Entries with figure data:
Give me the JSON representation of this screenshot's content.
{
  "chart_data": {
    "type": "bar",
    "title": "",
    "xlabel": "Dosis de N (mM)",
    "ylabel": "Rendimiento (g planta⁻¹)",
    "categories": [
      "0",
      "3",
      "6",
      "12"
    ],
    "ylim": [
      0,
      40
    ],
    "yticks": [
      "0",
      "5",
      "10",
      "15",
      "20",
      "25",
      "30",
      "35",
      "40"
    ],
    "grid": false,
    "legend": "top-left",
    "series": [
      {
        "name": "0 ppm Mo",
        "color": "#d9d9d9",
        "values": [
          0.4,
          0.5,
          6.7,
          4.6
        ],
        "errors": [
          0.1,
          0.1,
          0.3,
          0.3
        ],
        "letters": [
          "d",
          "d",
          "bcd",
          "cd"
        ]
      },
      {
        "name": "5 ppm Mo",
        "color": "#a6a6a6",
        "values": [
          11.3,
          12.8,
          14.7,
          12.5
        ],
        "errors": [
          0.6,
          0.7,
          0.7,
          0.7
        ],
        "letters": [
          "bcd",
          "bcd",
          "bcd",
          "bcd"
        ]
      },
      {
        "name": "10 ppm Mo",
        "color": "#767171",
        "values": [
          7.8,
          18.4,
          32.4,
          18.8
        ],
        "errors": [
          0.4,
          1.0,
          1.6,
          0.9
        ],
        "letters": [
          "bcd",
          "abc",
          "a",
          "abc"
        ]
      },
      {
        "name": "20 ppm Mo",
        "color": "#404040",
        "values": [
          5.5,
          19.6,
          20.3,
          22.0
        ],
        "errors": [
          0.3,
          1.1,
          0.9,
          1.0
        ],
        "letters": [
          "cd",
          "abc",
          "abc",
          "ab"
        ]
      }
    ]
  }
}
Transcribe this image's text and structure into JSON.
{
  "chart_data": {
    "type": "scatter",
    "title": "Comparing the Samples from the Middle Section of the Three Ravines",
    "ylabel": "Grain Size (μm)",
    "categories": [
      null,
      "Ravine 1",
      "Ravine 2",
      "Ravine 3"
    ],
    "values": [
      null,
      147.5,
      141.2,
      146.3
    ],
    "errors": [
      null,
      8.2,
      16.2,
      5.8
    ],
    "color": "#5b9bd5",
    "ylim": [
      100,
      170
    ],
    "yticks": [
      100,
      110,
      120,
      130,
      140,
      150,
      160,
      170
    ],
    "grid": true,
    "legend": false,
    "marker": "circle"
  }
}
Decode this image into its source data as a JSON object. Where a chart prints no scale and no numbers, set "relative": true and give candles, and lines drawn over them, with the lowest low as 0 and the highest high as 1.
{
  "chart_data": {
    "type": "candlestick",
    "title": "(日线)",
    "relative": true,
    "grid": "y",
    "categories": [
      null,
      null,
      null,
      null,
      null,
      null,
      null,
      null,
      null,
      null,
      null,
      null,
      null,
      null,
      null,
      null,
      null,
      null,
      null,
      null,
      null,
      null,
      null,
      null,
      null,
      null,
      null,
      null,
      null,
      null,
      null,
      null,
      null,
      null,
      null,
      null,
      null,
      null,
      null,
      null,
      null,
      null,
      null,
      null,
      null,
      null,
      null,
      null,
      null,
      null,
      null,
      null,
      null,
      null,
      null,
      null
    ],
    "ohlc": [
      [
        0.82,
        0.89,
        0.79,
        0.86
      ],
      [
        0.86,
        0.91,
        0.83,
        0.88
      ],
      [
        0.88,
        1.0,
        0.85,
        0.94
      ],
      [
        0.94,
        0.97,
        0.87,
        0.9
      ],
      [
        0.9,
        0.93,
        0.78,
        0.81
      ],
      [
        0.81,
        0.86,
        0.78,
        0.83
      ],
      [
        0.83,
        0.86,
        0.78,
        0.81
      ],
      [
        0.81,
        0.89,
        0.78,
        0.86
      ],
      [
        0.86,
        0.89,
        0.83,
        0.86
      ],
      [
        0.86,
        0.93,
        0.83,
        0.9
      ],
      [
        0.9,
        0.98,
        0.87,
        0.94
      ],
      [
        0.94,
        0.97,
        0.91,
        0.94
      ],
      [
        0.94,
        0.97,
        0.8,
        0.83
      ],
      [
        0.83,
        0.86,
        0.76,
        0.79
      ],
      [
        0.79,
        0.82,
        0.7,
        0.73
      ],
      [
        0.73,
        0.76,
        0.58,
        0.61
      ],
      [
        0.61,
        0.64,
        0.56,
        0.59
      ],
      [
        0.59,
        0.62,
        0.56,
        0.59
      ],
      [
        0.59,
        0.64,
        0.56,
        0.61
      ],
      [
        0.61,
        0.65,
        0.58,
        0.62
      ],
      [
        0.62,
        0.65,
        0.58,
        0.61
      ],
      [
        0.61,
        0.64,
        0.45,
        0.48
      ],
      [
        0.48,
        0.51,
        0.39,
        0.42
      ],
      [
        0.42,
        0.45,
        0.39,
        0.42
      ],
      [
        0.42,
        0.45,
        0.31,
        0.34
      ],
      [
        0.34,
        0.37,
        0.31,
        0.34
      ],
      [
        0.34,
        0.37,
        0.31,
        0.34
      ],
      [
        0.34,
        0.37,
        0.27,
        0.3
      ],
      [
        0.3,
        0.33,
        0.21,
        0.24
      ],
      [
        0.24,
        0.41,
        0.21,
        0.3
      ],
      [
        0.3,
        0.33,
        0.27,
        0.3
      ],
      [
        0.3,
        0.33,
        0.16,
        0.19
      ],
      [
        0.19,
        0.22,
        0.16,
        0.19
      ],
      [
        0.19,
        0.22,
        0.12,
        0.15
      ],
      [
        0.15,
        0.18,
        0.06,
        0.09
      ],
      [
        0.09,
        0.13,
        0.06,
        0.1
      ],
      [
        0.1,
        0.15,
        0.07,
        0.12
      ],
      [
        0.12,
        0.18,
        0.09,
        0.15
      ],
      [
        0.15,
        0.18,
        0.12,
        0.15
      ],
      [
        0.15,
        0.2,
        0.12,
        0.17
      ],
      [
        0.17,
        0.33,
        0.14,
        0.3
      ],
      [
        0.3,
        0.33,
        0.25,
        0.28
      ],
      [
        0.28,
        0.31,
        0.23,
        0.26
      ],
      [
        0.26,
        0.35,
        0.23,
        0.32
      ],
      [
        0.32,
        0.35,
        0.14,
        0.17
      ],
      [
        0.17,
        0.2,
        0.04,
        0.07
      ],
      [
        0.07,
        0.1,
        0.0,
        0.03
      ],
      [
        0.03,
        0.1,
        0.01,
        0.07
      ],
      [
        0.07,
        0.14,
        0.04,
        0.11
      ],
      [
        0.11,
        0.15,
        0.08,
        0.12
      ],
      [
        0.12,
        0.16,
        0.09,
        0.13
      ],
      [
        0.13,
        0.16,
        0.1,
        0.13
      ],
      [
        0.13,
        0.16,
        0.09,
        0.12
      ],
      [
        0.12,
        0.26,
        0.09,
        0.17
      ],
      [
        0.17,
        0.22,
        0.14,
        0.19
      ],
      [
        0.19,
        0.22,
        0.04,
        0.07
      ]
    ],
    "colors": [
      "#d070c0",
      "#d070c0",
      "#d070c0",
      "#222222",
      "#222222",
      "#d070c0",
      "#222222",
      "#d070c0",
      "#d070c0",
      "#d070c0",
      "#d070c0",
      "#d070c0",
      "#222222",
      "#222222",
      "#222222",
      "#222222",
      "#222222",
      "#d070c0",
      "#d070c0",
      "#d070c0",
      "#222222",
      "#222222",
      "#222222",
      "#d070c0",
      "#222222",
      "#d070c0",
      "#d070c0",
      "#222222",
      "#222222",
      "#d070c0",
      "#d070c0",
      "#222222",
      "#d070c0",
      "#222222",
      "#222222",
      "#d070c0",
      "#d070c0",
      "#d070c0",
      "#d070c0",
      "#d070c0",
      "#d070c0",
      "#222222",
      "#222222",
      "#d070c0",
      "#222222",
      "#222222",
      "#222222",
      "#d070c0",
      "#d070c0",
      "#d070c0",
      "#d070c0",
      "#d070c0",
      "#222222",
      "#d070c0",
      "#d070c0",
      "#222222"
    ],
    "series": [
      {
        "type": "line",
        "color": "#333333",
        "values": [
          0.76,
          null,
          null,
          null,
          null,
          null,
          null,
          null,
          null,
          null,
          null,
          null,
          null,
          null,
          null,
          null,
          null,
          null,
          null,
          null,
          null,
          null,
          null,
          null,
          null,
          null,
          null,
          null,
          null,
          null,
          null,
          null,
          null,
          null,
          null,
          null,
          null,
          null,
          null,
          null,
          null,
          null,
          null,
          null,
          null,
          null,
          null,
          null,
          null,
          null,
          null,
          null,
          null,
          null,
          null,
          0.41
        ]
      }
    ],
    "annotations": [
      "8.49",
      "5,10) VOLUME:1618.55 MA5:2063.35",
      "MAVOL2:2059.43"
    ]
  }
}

Work instructions: Each line in the listing above that contains "name" should be copied.

Response to the exercise:
        "name": "0 ppm Mo",
        "name": "5 ppm Mo",
        "name": "10 ppm Mo",
        "name": "20 ppm Mo",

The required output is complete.